Stored items from a collection:
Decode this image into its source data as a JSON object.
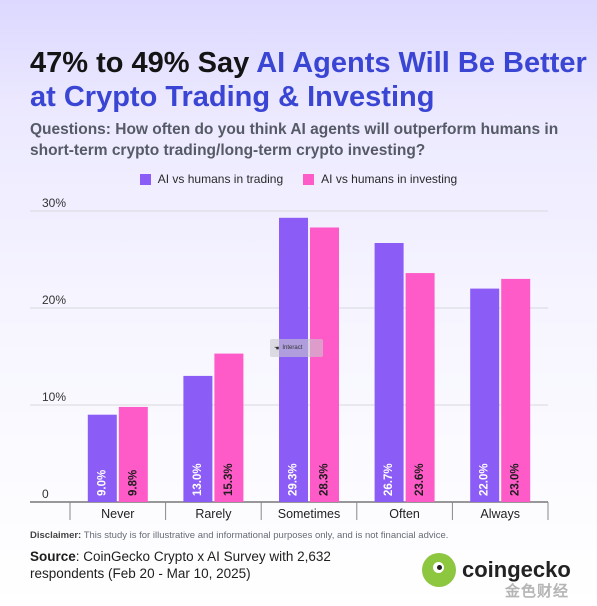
{
  "title": {
    "prefix": "47% to 49% Say ",
    "highlight": "AI Agents Will Be Better at Crypto Trading & Investing"
  },
  "question": "Questions: How often do you think AI agents will outperform humans in short-term crypto trading/long-term crypto investing?",
  "colors": {
    "trading": "#8b5cf6",
    "investing": "#ff5bc8",
    "accent": "#3a45d4"
  },
  "chart_data": {
    "type": "bar",
    "categories": [
      "Never",
      "Rarely",
      "Sometimes",
      "Often",
      "Always"
    ],
    "series": [
      {
        "name": "AI vs humans in trading",
        "values": [
          9.0,
          13.0,
          29.3,
          26.7,
          22.0
        ],
        "labels": [
          "9.0%",
          "13.0%",
          "29.3%",
          "26.7%",
          "22.0%"
        ]
      },
      {
        "name": "AI vs humans in investing",
        "values": [
          9.8,
          15.3,
          28.3,
          23.6,
          23.0
        ],
        "labels": [
          "9.8%",
          "15.3%",
          "28.3%",
          "23.6%",
          "23.0%"
        ]
      }
    ],
    "yticks": [
      "0",
      "10%",
      "20%",
      "30%"
    ],
    "ylim": [
      0,
      30
    ],
    "grid": true,
    "legend": "top-center"
  },
  "disclaimer": {
    "label": "Disclaimer:",
    "text": " This study is for illustrative and informational purposes only, and is not financial advice."
  },
  "source": {
    "label": "Source",
    "text": ": CoinGecko Crypto x AI Survey with 2,632 respondents (Feb 20 - Mar 10, 2025)"
  },
  "logo": {
    "text": "coingecko"
  },
  "watermark": "金色财经",
  "interact_tag": "Interact"
}
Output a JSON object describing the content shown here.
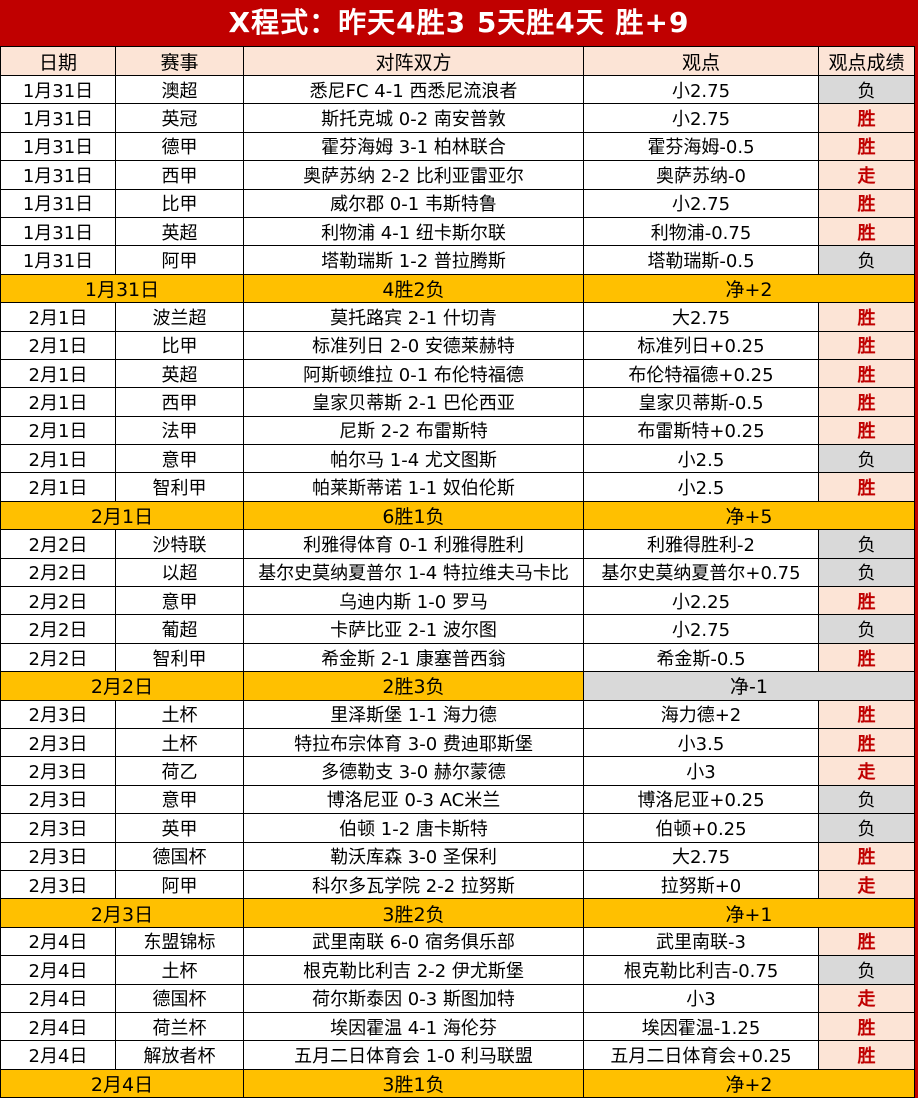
{
  "title": "X程式：昨天4胜3 5天胜4天 胜+9",
  "colors": {
    "banner_red": "#c00000",
    "win_text_red": "#c00000",
    "win_bg_peach": "#fce4d6",
    "lose_bg_gray": "#d9d9d9",
    "summary_gold": "#ffc000",
    "header_bg_peach": "#fce4d6"
  },
  "table": {
    "columns": [
      "日期",
      "赛事",
      "对阵双方",
      "观点",
      "观点成绩"
    ],
    "sections": [
      {
        "rows": [
          {
            "date": "1月31日",
            "league": "澳超",
            "match": "悉尼FC 4-1 西悉尼流浪者",
            "pick": "小2.75",
            "result": "负"
          },
          {
            "date": "1月31日",
            "league": "英冠",
            "match": "斯托克城 0-2 南安普敦",
            "pick": "小2.75",
            "result": "胜"
          },
          {
            "date": "1月31日",
            "league": "德甲",
            "match": "霍芬海姆 3-1 柏林联合",
            "pick": "霍芬海姆-0.5",
            "result": "胜"
          },
          {
            "date": "1月31日",
            "league": "西甲",
            "match": "奥萨苏纳 2-2 比利亚雷亚尔",
            "pick": "奥萨苏纳-0",
            "result": "走"
          },
          {
            "date": "1月31日",
            "league": "比甲",
            "match": "威尔郡 0-1 韦斯特鲁",
            "pick": "小2.75",
            "result": "胜"
          },
          {
            "date": "1月31日",
            "league": "英超",
            "match": "利物浦 4-1 纽卡斯尔联",
            "pick": "利物浦-0.75",
            "result": "胜"
          },
          {
            "date": "1月31日",
            "league": "阿甲",
            "match": "塔勒瑞斯 1-2 普拉腾斯",
            "pick": "塔勒瑞斯-0.5",
            "result": "负"
          }
        ],
        "summary": {
          "date": "1月31日",
          "record": "4胜2负",
          "net": "净+2"
        }
      },
      {
        "rows": [
          {
            "date": "2月1日",
            "league": "波兰超",
            "match": "莫托路宾 2-1 什切青",
            "pick": "大2.75",
            "result": "胜"
          },
          {
            "date": "2月1日",
            "league": "比甲",
            "match": "标准列日 2-0 安德莱赫特",
            "pick": "标准列日+0.25",
            "result": "胜"
          },
          {
            "date": "2月1日",
            "league": "英超",
            "match": "阿斯顿维拉 0-1 布伦特福德",
            "pick": "布伦特福德+0.25",
            "result": "胜"
          },
          {
            "date": "2月1日",
            "league": "西甲",
            "match": "皇家贝蒂斯 2-1 巴伦西亚",
            "pick": "皇家贝蒂斯-0.5",
            "result": "胜"
          },
          {
            "date": "2月1日",
            "league": "法甲",
            "match": "尼斯 2-2 布雷斯特",
            "pick": "布雷斯特+0.25",
            "result": "胜"
          },
          {
            "date": "2月1日",
            "league": "意甲",
            "match": "帕尔马 1-4 尤文图斯",
            "pick": "小2.5",
            "result": "负"
          },
          {
            "date": "2月1日",
            "league": "智利甲",
            "match": "帕莱斯蒂诺 1-1 奴伯伦斯",
            "pick": "小2.5",
            "result": "胜"
          }
        ],
        "summary": {
          "date": "2月1日",
          "record": "6胜1负",
          "net": "净+5"
        }
      },
      {
        "rows": [
          {
            "date": "2月2日",
            "league": "沙特联",
            "match": "利雅得体育 0-1 利雅得胜利",
            "pick": "利雅得胜利-2",
            "result": "负"
          },
          {
            "date": "2月2日",
            "league": "以超",
            "match": "基尔史莫纳夏普尔 1-4 特拉维夫马卡比",
            "pick": "基尔史莫纳夏普尔+0.75",
            "result": "负"
          },
          {
            "date": "2月2日",
            "league": "意甲",
            "match": "乌迪内斯 1-0 罗马",
            "pick": "小2.25",
            "result": "胜"
          },
          {
            "date": "2月2日",
            "league": "葡超",
            "match": "卡萨比亚 2-1 波尔图",
            "pick": "小2.75",
            "result": "负"
          },
          {
            "date": "2月2日",
            "league": "智利甲",
            "match": "希金斯 2-1 康塞普西翁",
            "pick": "希金斯-0.5",
            "result": "胜"
          }
        ],
        "summary": {
          "date": "2月2日",
          "record": "2胜3负",
          "net": "净-1"
        }
      },
      {
        "rows": [
          {
            "date": "2月3日",
            "league": "土杯",
            "match": "里泽斯堡 1-1 海力德",
            "pick": "海力德+2",
            "result": "胜"
          },
          {
            "date": "2月3日",
            "league": "土杯",
            "match": "特拉布宗体育 3-0 费迪耶斯堡",
            "pick": "小3.5",
            "result": "胜"
          },
          {
            "date": "2月3日",
            "league": "荷乙",
            "match": "多德勒支 3-0 赫尔蒙德",
            "pick": "小3",
            "result": "走"
          },
          {
            "date": "2月3日",
            "league": "意甲",
            "match": "博洛尼亚 0-3 AC米兰",
            "pick": "博洛尼亚+0.25",
            "result": "负"
          },
          {
            "date": "2月3日",
            "league": "英甲",
            "match": "伯顿 1-2 唐卡斯特",
            "pick": "伯顿+0.25",
            "result": "负"
          },
          {
            "date": "2月3日",
            "league": "德国杯",
            "match": "勒沃库森 3-0 圣保利",
            "pick": "大2.75",
            "result": "胜"
          },
          {
            "date": "2月3日",
            "league": "阿甲",
            "match": "科尔多瓦学院 2-2 拉努斯",
            "pick": "拉努斯+0",
            "result": "走"
          }
        ],
        "summary": {
          "date": "2月3日",
          "record": "3胜2负",
          "net": "净+1"
        }
      },
      {
        "rows": [
          {
            "date": "2月4日",
            "league": "东盟锦标",
            "match": "武里南联 6-0 宿务俱乐部",
            "pick": "武里南联-3",
            "result": "胜"
          },
          {
            "date": "2月4日",
            "league": "土杯",
            "match": "根克勒比利吉 2-2 伊尤斯堡",
            "pick": "根克勒比利吉-0.75",
            "result": "负"
          },
          {
            "date": "2月4日",
            "league": "德国杯",
            "match": "荷尔斯泰因 0-3 斯图加特",
            "pick": "小3",
            "result": "走"
          },
          {
            "date": "2月4日",
            "league": "荷兰杯",
            "match": "埃因霍温 4-1 海伦芬",
            "pick": "埃因霍温-1.25",
            "result": "胜"
          },
          {
            "date": "2月4日",
            "league": "解放者杯",
            "match": "五月二日体育会 1-0 利马联盟",
            "pick": "五月二日体育会+0.25",
            "result": "胜"
          }
        ],
        "summary": {
          "date": "2月4日",
          "record": "3胜1负",
          "net": "净+2"
        }
      }
    ]
  }
}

▶ [GIVEN TASK]: Count every line in the preceding entries where the string "humans" appears, then state only the total.

▶ [SOLUTION FOR THIS EXERCISE]: 3